Return every record verbatim, omitting all pictures.

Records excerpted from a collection
::::::::

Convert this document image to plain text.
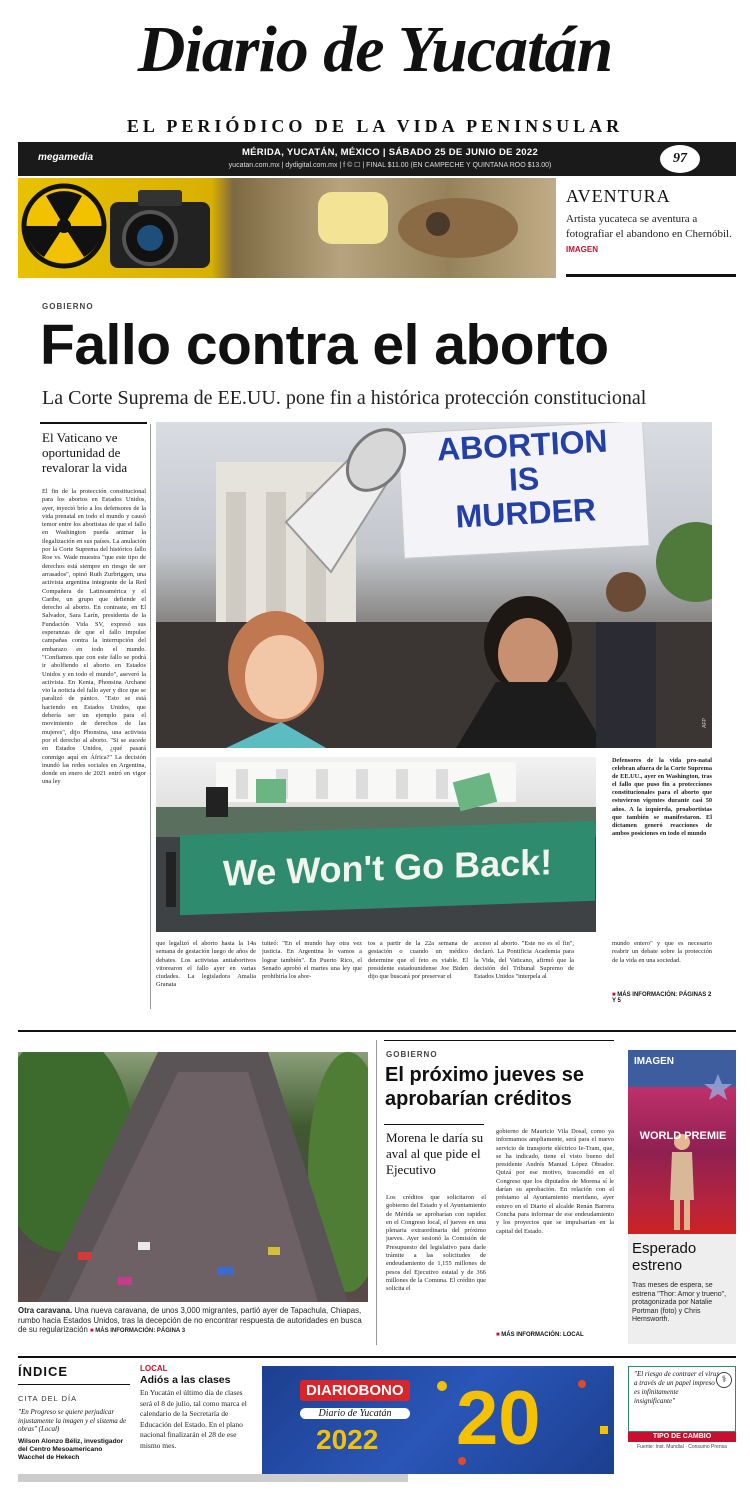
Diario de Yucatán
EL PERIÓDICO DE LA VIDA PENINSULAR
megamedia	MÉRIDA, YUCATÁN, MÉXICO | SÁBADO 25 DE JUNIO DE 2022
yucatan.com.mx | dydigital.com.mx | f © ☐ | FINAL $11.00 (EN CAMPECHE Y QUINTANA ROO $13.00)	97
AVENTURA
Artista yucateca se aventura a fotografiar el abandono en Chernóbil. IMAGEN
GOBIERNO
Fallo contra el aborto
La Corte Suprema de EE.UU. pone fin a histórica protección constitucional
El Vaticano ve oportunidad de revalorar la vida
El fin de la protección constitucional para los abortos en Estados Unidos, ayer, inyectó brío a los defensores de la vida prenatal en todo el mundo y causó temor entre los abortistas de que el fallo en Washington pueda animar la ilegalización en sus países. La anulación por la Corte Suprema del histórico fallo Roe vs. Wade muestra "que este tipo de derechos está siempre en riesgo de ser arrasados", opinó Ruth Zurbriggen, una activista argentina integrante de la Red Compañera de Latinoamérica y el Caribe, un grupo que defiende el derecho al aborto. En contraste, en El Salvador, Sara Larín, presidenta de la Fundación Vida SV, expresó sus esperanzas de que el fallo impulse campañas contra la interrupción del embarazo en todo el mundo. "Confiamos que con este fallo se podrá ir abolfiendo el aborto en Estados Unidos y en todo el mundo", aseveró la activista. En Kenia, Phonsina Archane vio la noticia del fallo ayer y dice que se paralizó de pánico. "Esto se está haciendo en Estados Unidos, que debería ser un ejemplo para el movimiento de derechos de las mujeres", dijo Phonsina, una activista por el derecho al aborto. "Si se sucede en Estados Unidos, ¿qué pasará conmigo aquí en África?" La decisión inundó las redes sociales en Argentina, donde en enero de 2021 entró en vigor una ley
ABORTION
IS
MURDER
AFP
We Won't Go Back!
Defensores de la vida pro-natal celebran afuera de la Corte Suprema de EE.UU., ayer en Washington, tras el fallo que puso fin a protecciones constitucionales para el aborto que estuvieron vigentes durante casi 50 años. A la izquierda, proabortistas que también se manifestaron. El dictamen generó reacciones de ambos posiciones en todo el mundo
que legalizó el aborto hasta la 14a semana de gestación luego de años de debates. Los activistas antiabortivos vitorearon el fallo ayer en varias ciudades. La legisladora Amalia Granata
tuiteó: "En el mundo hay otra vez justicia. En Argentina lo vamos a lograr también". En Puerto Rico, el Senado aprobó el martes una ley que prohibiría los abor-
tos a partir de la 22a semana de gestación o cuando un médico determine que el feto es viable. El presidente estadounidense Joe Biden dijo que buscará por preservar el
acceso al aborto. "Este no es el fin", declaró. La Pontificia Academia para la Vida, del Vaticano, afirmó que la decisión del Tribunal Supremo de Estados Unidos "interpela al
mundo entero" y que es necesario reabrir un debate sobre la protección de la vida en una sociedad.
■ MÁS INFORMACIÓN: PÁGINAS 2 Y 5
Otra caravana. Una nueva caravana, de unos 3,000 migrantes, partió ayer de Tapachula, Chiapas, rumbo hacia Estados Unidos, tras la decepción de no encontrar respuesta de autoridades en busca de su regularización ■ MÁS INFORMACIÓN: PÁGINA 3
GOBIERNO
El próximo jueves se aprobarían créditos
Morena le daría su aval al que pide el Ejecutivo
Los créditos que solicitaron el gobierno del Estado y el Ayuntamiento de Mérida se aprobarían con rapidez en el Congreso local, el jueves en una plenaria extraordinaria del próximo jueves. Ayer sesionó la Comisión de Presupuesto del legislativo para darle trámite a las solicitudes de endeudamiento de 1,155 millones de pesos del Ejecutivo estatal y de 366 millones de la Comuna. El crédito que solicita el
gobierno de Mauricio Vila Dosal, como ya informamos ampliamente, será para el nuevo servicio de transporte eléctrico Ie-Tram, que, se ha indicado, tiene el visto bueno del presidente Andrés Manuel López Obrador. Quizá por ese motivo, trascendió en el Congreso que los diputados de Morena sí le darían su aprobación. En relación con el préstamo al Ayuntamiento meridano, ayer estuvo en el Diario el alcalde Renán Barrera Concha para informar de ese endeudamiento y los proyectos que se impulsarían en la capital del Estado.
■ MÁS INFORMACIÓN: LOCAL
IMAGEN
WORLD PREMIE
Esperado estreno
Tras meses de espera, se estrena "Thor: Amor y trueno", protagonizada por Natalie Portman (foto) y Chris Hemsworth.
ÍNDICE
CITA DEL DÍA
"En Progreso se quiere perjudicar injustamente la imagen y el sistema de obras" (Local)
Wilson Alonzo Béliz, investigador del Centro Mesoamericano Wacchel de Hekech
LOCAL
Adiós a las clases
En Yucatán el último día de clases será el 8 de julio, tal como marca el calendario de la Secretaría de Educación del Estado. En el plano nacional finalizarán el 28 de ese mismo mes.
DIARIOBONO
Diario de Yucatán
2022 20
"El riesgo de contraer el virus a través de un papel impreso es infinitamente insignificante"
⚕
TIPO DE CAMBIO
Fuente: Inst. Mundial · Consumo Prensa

::::::::

* **Solution for this exercise**
Convert this document image to plain text.
Diario de Yucatán
EL PERIÓDICO DE LA VIDA PENINSULAR
megamedia	MÉRIDA, YUCATÁN, MÉXICO | SÁBADO 25 DE JUNIO DE 2022
yucatan.com.mx | dydigital.com.mx | f © ☐ | FINAL $11.00 (EN CAMPECHE Y QUINTANA ROO $13.00)	97
AVENTURA
Artista yucateca se aventura a fotografiar el abandono en Chernóbil. IMAGEN
GOBIERNO
Fallo contra el aborto
La Corte Suprema de EE.UU. pone fin a histórica protección constitucional
El Vaticano ve oportunidad de revalorar la vida
El fin de la protección constitucional para los abortos en Estados Unidos, ayer, inyectó brío a los defensores de la vida prenatal en todo el mundo y causó temor entre los abortistas de que el fallo en Washington pueda animar la ilegalización en sus países. La anulación por la Corte Suprema del histórico fallo Roe vs. Wade muestra "que este tipo de derechos está siempre en riesgo de ser arrasados", opinó Ruth Zurbriggen, una activista argentina integrante de la Red Compañera de Latinoamérica y el Caribe, un grupo que defiende el derecho al aborto. En contraste, en El Salvador, Sara Larín, presidenta de la Fundación Vida SV, expresó sus esperanzas de que el fallo impulse campañas contra la interrupción del embarazo en todo el mundo. "Confiamos que con este fallo se podrá ir abolfiendo el aborto en Estados Unidos y en todo el mundo", aseveró la activista. En Kenia, Phonsina Archane vio la noticia del fallo ayer y dice que se paralizó de pánico. "Esto se está haciendo en Estados Unidos, que debería ser un ejemplo para el movimiento de derechos de las mujeres", dijo Phonsina, una activista por el derecho al aborto. "Si se sucede en Estados Unidos, ¿qué pasará conmigo aquí en África?" La decisión inundó las redes sociales en Argentina, donde en enero de 2021 entró en vigor una ley
ABORTION
IS
MURDER
AFP
We Won't Go Back!
Defensores de la vida pro-natal celebran afuera de la Corte Suprema de EE.UU., ayer en Washington, tras el fallo que puso fin a protecciones constitucionales para el aborto que estuvieron vigentes durante casi 50 años. A la izquierda, proabortistas que también se manifestaron. El dictamen generó reacciones de ambos posiciones en todo el mundo
que legalizó el aborto hasta la 14a semana de gestación luego de años de debates. Los activistas antiabortivos vitorearon el fallo ayer en varias ciudades. La legisladora Amalia Granata
tuiteó: "En el mundo hay otra vez justicia. En Argentina lo vamos a lograr también". En Puerto Rico, el Senado aprobó el martes una ley que prohibiría los abor-
tos a partir de la 22a semana de gestación o cuando un médico determine que el feto es viable. El presidente estadounidense Joe Biden dijo que buscará por preservar el
acceso al aborto. "Este no es el fin", declaró. La Pontificia Academia para la Vida, del Vaticano, afirmó que la decisión del Tribunal Supremo de Estados Unidos "interpela al
mundo entero" y que es necesario reabrir un debate sobre la protección de la vida en una sociedad.
■ MÁS INFORMACIÓN: PÁGINAS 2 Y 5
Otra caravana. Una nueva caravana, de unos 3,000 migrantes, partió ayer de Tapachula, Chiapas, rumbo hacia Estados Unidos, tras la decepción de no encontrar respuesta de autoridades en busca de su regularización ■ MÁS INFORMACIÓN: PÁGINA 3
GOBIERNO
El próximo jueves se aprobarían créditos
Morena le daría su aval al que pide el Ejecutivo
Los créditos que solicitaron el gobierno del Estado y el Ayuntamiento de Mérida se aprobarían con rapidez en el Congreso local, el jueves en una plenaria extraordinaria del próximo jueves. Ayer sesionó la Comisión de Presupuesto del legislativo para darle trámite a las solicitudes de endeudamiento de 1,155 millones de pesos del Ejecutivo estatal y de 366 millones de la Comuna. El crédito que solicita el
gobierno de Mauricio Vila Dosal, como ya informamos ampliamente, será para el nuevo servicio de transporte eléctrico Ie-Tram, que, se ha indicado, tiene el visto bueno del presidente Andrés Manuel López Obrador. Quizá por ese motivo, trascendió en el Congreso que los diputados de Morena sí le darían su aprobación. En relación con el préstamo al Ayuntamiento meridano, ayer estuvo en el Diario el alcalde Renán Barrera Concha para informar de ese endeudamiento y los proyectos que se impulsarían en la capital del Estado.
■ MÁS INFORMACIÓN: LOCAL
IMAGEN
WORLD PREMIE
Esperado estreno
Tras meses de espera, se estrena "Thor: Amor y trueno", protagonizada por Natalie Portman (foto) y Chris Hemsworth.
ÍNDICE
CITA DEL DÍA
"En Progreso se quiere perjudicar injustamente la imagen y el sistema de obras" (Local)
Wilson Alonzo Béliz, investigador del Centro Mesoamericano Wacchel de Hekech
LOCAL
Adiós a las clases
En Yucatán el último día de clases será el 8 de julio, tal como marca el calendario de la Secretaría de Educación del Estado. En el plano nacional finalizarán el 28 de ese mismo mes.
DIARIOBONO
Diario de Yucatán
2022 20
"El riesgo de contraer el virus a través de un papel impreso es infinitamente insignificante"
⚕
TIPO DE CAMBIO
Fuente: Inst. Mundial · Consumo Prensa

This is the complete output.